• _Data lines_
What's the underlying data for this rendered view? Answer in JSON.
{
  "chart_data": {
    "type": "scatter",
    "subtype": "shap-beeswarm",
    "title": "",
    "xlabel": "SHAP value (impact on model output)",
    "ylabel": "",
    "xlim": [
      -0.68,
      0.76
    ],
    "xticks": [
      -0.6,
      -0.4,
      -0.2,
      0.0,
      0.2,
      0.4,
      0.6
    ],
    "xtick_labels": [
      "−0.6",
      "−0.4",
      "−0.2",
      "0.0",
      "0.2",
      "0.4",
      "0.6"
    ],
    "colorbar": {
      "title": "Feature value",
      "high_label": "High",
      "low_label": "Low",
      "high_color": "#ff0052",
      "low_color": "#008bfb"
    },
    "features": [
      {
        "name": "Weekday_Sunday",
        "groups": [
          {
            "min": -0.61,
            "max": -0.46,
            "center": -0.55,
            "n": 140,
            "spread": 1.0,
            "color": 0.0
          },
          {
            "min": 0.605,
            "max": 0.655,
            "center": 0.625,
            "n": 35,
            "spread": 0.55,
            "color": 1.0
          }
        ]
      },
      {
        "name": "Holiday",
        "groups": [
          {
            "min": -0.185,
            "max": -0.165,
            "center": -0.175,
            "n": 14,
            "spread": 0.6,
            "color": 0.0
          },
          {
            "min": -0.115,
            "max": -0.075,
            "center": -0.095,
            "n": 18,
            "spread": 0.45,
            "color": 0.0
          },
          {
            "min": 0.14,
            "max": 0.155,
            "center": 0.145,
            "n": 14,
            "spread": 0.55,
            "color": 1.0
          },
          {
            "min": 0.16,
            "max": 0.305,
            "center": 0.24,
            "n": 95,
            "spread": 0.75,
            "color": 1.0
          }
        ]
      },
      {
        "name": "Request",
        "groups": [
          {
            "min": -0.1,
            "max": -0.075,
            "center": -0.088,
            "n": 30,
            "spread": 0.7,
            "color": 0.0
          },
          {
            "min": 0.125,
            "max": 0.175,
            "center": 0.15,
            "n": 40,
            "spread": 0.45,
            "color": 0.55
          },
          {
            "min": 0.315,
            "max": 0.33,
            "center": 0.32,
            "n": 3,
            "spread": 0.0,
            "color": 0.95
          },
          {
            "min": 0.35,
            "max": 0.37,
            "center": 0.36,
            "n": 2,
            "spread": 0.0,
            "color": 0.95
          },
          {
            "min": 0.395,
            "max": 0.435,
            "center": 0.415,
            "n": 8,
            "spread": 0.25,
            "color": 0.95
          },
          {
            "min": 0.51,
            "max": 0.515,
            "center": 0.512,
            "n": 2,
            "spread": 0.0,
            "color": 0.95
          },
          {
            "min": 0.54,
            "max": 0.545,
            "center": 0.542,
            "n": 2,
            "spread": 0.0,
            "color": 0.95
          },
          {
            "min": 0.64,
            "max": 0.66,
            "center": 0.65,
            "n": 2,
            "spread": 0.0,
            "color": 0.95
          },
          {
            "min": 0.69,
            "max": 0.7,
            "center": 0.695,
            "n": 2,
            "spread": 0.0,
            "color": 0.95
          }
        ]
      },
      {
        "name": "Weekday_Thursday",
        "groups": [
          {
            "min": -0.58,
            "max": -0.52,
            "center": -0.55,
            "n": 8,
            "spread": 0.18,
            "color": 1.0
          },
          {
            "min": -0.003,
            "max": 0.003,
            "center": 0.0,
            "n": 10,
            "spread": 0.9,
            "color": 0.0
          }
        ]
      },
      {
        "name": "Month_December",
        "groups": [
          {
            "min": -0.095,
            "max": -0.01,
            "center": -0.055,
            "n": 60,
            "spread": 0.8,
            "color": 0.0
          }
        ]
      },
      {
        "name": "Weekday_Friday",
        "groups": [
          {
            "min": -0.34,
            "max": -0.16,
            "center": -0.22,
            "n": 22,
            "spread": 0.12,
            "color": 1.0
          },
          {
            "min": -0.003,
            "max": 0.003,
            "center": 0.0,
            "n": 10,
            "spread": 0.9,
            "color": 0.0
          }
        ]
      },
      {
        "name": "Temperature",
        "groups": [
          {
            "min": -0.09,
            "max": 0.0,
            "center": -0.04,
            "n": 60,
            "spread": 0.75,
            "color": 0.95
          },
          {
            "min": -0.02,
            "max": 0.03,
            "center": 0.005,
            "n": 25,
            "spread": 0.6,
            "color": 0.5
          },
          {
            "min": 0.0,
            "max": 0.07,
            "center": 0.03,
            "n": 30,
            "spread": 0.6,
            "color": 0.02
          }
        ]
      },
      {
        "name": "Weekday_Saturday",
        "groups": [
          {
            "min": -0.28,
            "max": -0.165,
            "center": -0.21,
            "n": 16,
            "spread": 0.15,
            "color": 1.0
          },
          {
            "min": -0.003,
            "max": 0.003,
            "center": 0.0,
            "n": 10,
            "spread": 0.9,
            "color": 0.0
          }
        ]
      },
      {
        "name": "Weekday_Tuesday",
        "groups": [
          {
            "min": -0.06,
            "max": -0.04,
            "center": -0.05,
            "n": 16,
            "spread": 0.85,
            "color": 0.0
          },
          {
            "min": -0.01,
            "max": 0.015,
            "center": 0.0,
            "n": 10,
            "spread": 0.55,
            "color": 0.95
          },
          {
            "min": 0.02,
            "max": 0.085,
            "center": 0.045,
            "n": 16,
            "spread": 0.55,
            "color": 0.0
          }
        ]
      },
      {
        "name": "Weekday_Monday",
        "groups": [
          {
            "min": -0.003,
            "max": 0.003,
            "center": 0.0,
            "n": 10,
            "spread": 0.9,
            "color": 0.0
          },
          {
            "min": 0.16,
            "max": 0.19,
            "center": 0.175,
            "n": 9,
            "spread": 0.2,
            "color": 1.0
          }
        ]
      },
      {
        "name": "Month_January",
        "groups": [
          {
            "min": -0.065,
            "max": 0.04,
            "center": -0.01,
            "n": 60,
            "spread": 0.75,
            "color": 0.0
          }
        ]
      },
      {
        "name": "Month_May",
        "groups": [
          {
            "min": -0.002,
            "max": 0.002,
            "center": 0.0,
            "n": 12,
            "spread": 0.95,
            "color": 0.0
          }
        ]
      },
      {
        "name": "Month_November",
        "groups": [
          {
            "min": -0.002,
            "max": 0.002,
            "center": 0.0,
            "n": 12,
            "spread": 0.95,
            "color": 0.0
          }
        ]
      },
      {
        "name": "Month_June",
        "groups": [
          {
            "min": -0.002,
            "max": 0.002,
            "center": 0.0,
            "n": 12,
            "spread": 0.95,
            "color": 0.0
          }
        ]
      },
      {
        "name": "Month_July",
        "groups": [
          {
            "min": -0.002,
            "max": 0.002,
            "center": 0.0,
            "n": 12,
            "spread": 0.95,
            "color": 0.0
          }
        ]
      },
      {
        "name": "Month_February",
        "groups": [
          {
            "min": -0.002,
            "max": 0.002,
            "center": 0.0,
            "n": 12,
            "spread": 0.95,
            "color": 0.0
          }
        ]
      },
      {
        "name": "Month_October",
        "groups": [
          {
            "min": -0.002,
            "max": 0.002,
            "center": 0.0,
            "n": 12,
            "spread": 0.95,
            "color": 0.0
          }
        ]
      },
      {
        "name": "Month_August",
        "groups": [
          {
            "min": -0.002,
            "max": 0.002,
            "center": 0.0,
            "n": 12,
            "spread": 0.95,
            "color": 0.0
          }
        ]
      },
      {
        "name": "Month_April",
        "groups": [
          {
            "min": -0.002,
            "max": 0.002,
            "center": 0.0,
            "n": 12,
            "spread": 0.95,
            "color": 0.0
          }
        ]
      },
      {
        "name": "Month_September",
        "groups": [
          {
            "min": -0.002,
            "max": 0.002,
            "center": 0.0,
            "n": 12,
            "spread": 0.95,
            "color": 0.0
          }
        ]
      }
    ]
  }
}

• _Goal of the exercise_
Check each line of the records for the word "value", and show the lines that contain it.

• _Answer to the problem_
    "xlabel": "SHAP value (impact on model output)",
      "title": "Feature value",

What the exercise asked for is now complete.